■ **WHAT THIS TASK INVOLVES**
Every record should be written out exactly, please.

################

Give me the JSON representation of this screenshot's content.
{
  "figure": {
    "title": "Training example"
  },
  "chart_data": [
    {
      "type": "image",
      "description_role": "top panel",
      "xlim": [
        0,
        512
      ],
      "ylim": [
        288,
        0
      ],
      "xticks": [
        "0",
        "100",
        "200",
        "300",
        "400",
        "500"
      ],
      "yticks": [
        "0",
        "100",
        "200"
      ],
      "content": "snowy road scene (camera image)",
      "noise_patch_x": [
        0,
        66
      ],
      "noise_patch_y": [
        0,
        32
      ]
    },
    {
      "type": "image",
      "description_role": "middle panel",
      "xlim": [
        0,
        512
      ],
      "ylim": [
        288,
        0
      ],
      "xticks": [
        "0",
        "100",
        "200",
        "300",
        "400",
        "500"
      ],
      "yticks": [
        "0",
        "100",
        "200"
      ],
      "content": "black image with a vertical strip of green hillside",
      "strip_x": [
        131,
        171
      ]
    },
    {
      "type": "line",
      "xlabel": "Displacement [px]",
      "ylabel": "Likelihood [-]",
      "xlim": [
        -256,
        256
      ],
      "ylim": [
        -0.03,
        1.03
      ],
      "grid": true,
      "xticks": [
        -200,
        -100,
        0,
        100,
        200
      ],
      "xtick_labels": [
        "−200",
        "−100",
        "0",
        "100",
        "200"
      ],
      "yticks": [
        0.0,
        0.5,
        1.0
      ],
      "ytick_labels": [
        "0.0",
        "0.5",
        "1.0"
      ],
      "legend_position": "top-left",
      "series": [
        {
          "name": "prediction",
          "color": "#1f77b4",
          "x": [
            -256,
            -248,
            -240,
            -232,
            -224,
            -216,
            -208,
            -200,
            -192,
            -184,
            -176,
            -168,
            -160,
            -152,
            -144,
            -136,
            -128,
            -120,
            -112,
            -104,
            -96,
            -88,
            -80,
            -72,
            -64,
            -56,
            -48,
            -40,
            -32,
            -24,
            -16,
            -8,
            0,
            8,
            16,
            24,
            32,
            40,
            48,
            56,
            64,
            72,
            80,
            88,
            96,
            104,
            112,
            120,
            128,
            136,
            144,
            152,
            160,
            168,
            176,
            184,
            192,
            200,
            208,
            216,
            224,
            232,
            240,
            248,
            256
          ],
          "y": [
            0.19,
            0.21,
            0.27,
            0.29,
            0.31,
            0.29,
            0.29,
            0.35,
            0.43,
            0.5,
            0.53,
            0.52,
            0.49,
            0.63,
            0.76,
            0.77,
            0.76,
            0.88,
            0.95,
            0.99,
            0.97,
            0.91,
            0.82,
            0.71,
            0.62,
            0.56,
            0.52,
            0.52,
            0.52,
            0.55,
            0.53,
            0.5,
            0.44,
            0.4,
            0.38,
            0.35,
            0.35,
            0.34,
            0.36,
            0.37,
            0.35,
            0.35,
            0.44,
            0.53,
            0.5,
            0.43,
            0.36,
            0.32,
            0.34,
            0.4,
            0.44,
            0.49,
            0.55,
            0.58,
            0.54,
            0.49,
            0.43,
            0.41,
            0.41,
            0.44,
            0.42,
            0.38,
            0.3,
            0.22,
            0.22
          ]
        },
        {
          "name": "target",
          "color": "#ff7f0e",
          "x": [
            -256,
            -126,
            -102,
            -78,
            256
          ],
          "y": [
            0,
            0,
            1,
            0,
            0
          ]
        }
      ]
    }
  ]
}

################

■ **EXERCISE OUTPUT**
Give me the JSON representation of this screenshot's content.
{
  "figure": {
    "title": "Training example"
  },
  "chart_data": [
    {
      "type": "image",
      "description_role": "top panel",
      "xlim": [
        0,
        512
      ],
      "ylim": [
        288,
        0
      ],
      "xticks": [
        "0",
        "100",
        "200",
        "300",
        "400",
        "500"
      ],
      "yticks": [
        "0",
        "100",
        "200"
      ],
      "content": "snowy road scene (camera image)",
      "noise_patch_x": [
        0,
        66
      ],
      "noise_patch_y": [
        0,
        32
      ]
    },
    {
      "type": "image",
      "description_role": "middle panel",
      "xlim": [
        0,
        512
      ],
      "ylim": [
        288,
        0
      ],
      "xticks": [
        "0",
        "100",
        "200",
        "300",
        "400",
        "500"
      ],
      "yticks": [
        "0",
        "100",
        "200"
      ],
      "content": "black image with a vertical strip of green hillside",
      "strip_x": [
        131,
        171
      ]
    },
    {
      "type": "line",
      "xlabel": "Displacement [px]",
      "ylabel": "Likelihood [-]",
      "xlim": [
        -256,
        256
      ],
      "ylim": [
        -0.03,
        1.03
      ],
      "grid": true,
      "xticks": [
        -200,
        -100,
        0,
        100,
        200
      ],
      "xtick_labels": [
        "−200",
        "−100",
        "0",
        "100",
        "200"
      ],
      "yticks": [
        0.0,
        0.5,
        1.0
      ],
      "ytick_labels": [
        "0.0",
        "0.5",
        "1.0"
      ],
      "legend_position": "top-left",
      "series": [
        {
          "name": "prediction",
          "color": "#1f77b4",
          "x": [
            -256,
            -248,
            -240,
            -232,
            -224,
            -216,
            -208,
            -200,
            -192,
            -184,
            -176,
            -168,
            -160,
            -152,
            -144,
            -136,
            -128,
            -120,
            -112,
            -104,
            -96,
            -88,
            -80,
            -72,
            -64,
            -56,
            -48,
            -40,
            -32,
            -24,
            -16,
            -8,
            0,
            8,
            16,
            24,
            32,
            40,
            48,
            56,
            64,
            72,
            80,
            88,
            96,
            104,
            112,
            120,
            128,
            136,
            144,
            152,
            160,
            168,
            176,
            184,
            192,
            200,
            208,
            216,
            224,
            232,
            240,
            248,
            256
          ],
          "y": [
            0.19,
            0.21,
            0.27,
            0.29,
            0.31,
            0.29,
            0.29,
            0.35,
            0.43,
            0.5,
            0.53,
            0.52,
            0.49,
            0.63,
            0.76,
            0.77,
            0.76,
            0.88,
            0.95,
            0.99,
            0.97,
            0.91,
            0.82,
            0.71,
            0.62,
            0.56,
            0.52,
            0.52,
            0.52,
            0.55,
            0.53,
            0.5,
            0.44,
            0.4,
            0.38,
            0.35,
            0.35,
            0.34,
            0.36,
            0.37,
            0.35,
            0.35,
            0.44,
            0.53,
            0.5,
            0.43,
            0.36,
            0.32,
            0.34,
            0.4,
            0.44,
            0.49,
            0.55,
            0.58,
            0.54,
            0.49,
            0.43,
            0.41,
            0.41,
            0.44,
            0.42,
            0.38,
            0.3,
            0.22,
            0.22
          ]
        },
        {
          "name": "target",
          "color": "#ff7f0e",
          "x": [
            -256,
            -126,
            -102,
            -78,
            256
          ],
          "y": [
            0,
            0,
            1,
            0,
            0
          ]
        }
      ]
    }
  ]
}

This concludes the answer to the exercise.